*Goal:* Copy each of the entries below faithfully, setting aside any pictures.

*Input rows:*

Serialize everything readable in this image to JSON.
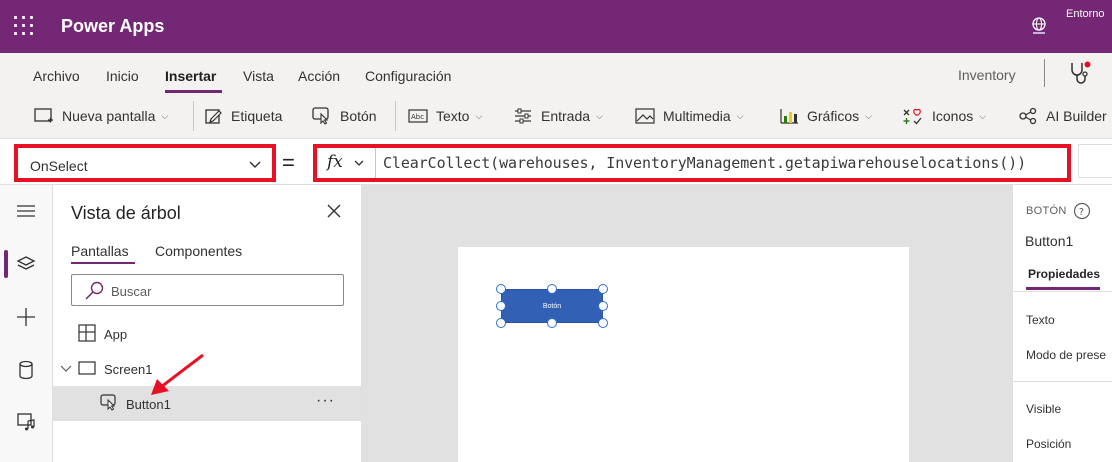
{
  "header": {
    "app_title": "Power Apps",
    "environment_label": "Entorno"
  },
  "menu": {
    "items": [
      "Archivo",
      "Inicio",
      "Insertar",
      "Vista",
      "Acción",
      "Configuración"
    ],
    "active": "Insertar",
    "app_name": "Inventory"
  },
  "ribbon": {
    "new_screen": "Nueva pantalla",
    "label": "Etiqueta",
    "button": "Botón",
    "text": "Texto",
    "input": "Entrada",
    "media": "Multimedia",
    "charts": "Gráficos",
    "icons": "Iconos",
    "ai_builder": "AI Builder"
  },
  "formula_bar": {
    "property": "OnSelect",
    "equals": "=",
    "fx": "fx",
    "formula": "ClearCollect(warehouses, InventoryManagement.getapiwarehouselocations())"
  },
  "tree_view": {
    "title": "Vista de árbol",
    "tabs": [
      "Pantallas",
      "Componentes"
    ],
    "active_tab": "Pantallas",
    "search_placeholder": "Buscar",
    "nodes": {
      "app": "App",
      "screen": "Screen1",
      "button": "Button1"
    },
    "more": "···"
  },
  "canvas": {
    "button_text": "Botón"
  },
  "properties_panel": {
    "control_type": "BOTÓN",
    "control_name": "Button1",
    "tab": "Propiedades",
    "props": [
      "Texto",
      "Modo de prese",
      "Visible",
      "Posición"
    ]
  },
  "colors": {
    "brand": "#742774",
    "highlight_border": "#e81123",
    "button_fill": "#3160b5",
    "arrow": "#e81123"
  }
}
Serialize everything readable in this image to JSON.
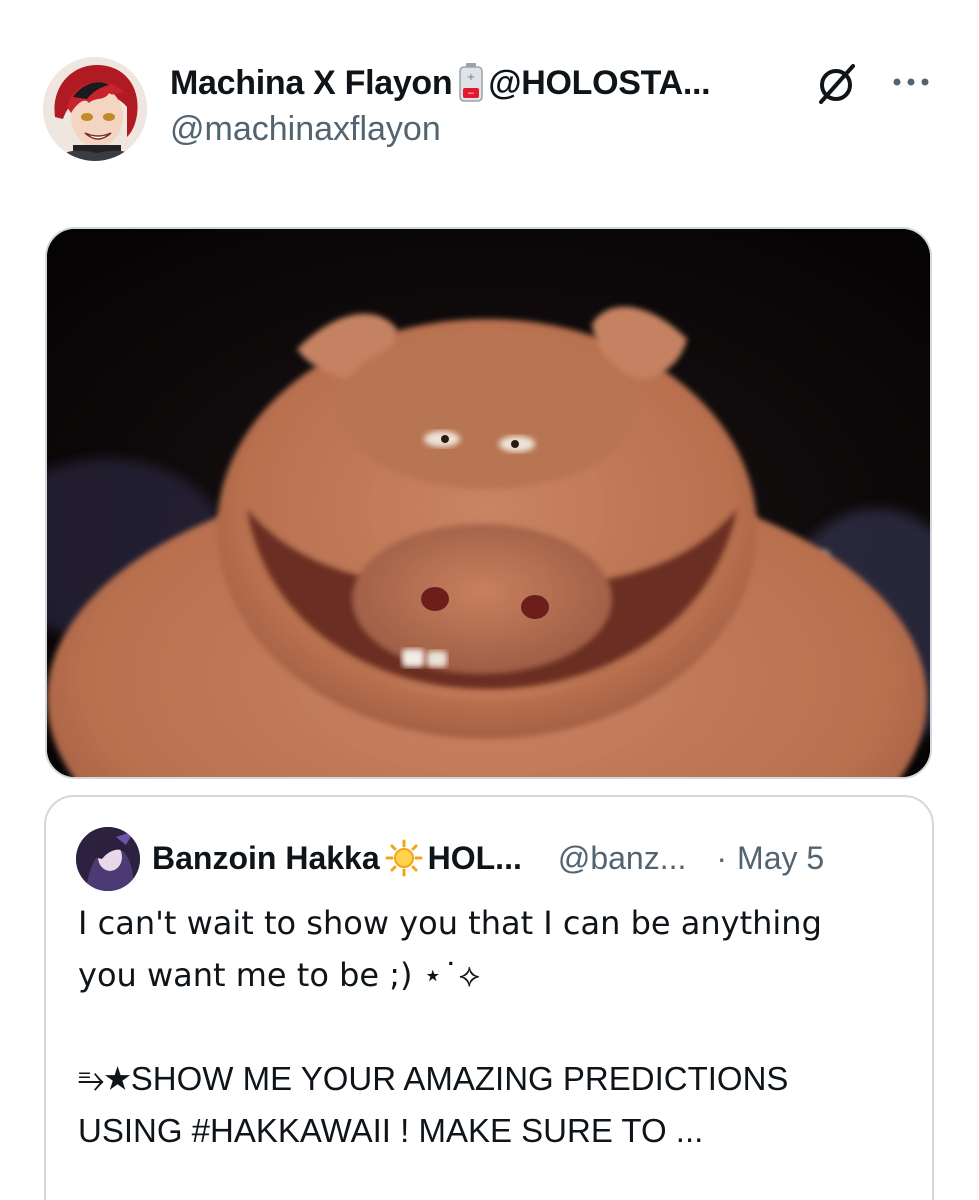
{
  "post": {
    "author": {
      "display_name": "Machina X Flayon",
      "name_suffix": "@HOLOSTA...",
      "handle": "@machinaxflayon",
      "avatar": "avatar",
      "badge_icon": "battery-icon"
    },
    "icons": {
      "grok": "grok-icon",
      "more": "more-icon"
    },
    "media": {
      "kind": "image"
    }
  },
  "quote": {
    "author": {
      "display_name": "Banzoin Hakka",
      "badge_icon": "sun-icon",
      "name_suffix": "HOL...",
      "handle": "@banz...",
      "separator": "·",
      "date": "May 5"
    },
    "body": {
      "line1": "I can't wait to show you that I can be anything",
      "line2": "you want me to be ;) ⋆˙⟡",
      "line3": "⥱★SHOW ME YOUR AMAZING PREDICTIONS",
      "line4": "USING #HAKKAWAII ! MAKE SURE TO ..."
    }
  },
  "colors": {
    "text_primary": "#0f1419",
    "text_secondary": "#536471",
    "border": "#cfd9de",
    "battery_red": "#e0192e",
    "sun_orange": "#f4a41a"
  }
}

*Answer to this task:*
Serialize everything readable in this image to JSON.
{
  "header": {
    "app_title": "Power Apps",
    "environment_label": "Entorno"
  },
  "menu": {
    "items": [
      "Archivo",
      "Inicio",
      "Insertar",
      "Vista",
      "Acción",
      "Configuración"
    ],
    "active": "Insertar",
    "app_name": "Inventory"
  },
  "ribbon": {
    "new_screen": "Nueva pantalla",
    "label": "Etiqueta",
    "button": "Botón",
    "text": "Texto",
    "input": "Entrada",
    "media": "Multimedia",
    "charts": "Gráficos",
    "icons": "Iconos",
    "ai_builder": "AI Builder"
  },
  "formula_bar": {
    "property": "OnSelect",
    "equals": "=",
    "fx": "fx",
    "formula": "ClearCollect(warehouses, InventoryManagement.getapiwarehouselocations())"
  },
  "tree_view": {
    "title": "Vista de árbol",
    "tabs": [
      "Pantallas",
      "Componentes"
    ],
    "active_tab": "Pantallas",
    "search_placeholder": "Buscar",
    "nodes": {
      "app": "App",
      "screen": "Screen1",
      "button": "Button1"
    },
    "more": "···"
  },
  "canvas": {
    "button_text": "Botón"
  },
  "properties_panel": {
    "control_type": "BOTÓN",
    "control_name": "Button1",
    "tab": "Propiedades",
    "props": [
      "Texto",
      "Modo de prese",
      "Visible",
      "Posición"
    ]
  },
  "colors": {
    "brand": "#742774",
    "highlight_border": "#e81123",
    "button_fill": "#3160b5",
    "arrow": "#e81123"
  }
}
Serialize everything readable in this image to JSON.
{
  "post": {
    "author": {
      "display_name": "Machina X Flayon",
      "name_suffix": "@HOLOSTA...",
      "handle": "@machinaxflayon",
      "avatar": "avatar",
      "badge_icon": "battery-icon"
    },
    "icons": {
      "grok": "grok-icon",
      "more": "more-icon"
    },
    "media": {
      "kind": "image"
    }
  },
  "quote": {
    "author": {
      "display_name": "Banzoin Hakka",
      "badge_icon": "sun-icon",
      "name_suffix": "HOL...",
      "handle": "@banz...",
      "separator": "·",
      "date": "May 5"
    },
    "body": {
      "line1": "I can't wait to show you that I can be anything",
      "line2": "you want me to be ;) ⋆˙⟡",
      "line3": "⥱★SHOW ME YOUR AMAZING PREDICTIONS",
      "line4": "USING #HAKKAWAII ! MAKE SURE TO ..."
    }
  },
  "colors": {
    "text_primary": "#0f1419",
    "text_secondary": "#536471",
    "border": "#cfd9de",
    "battery_red": "#e0192e",
    "sun_orange": "#f4a41a"
  }
}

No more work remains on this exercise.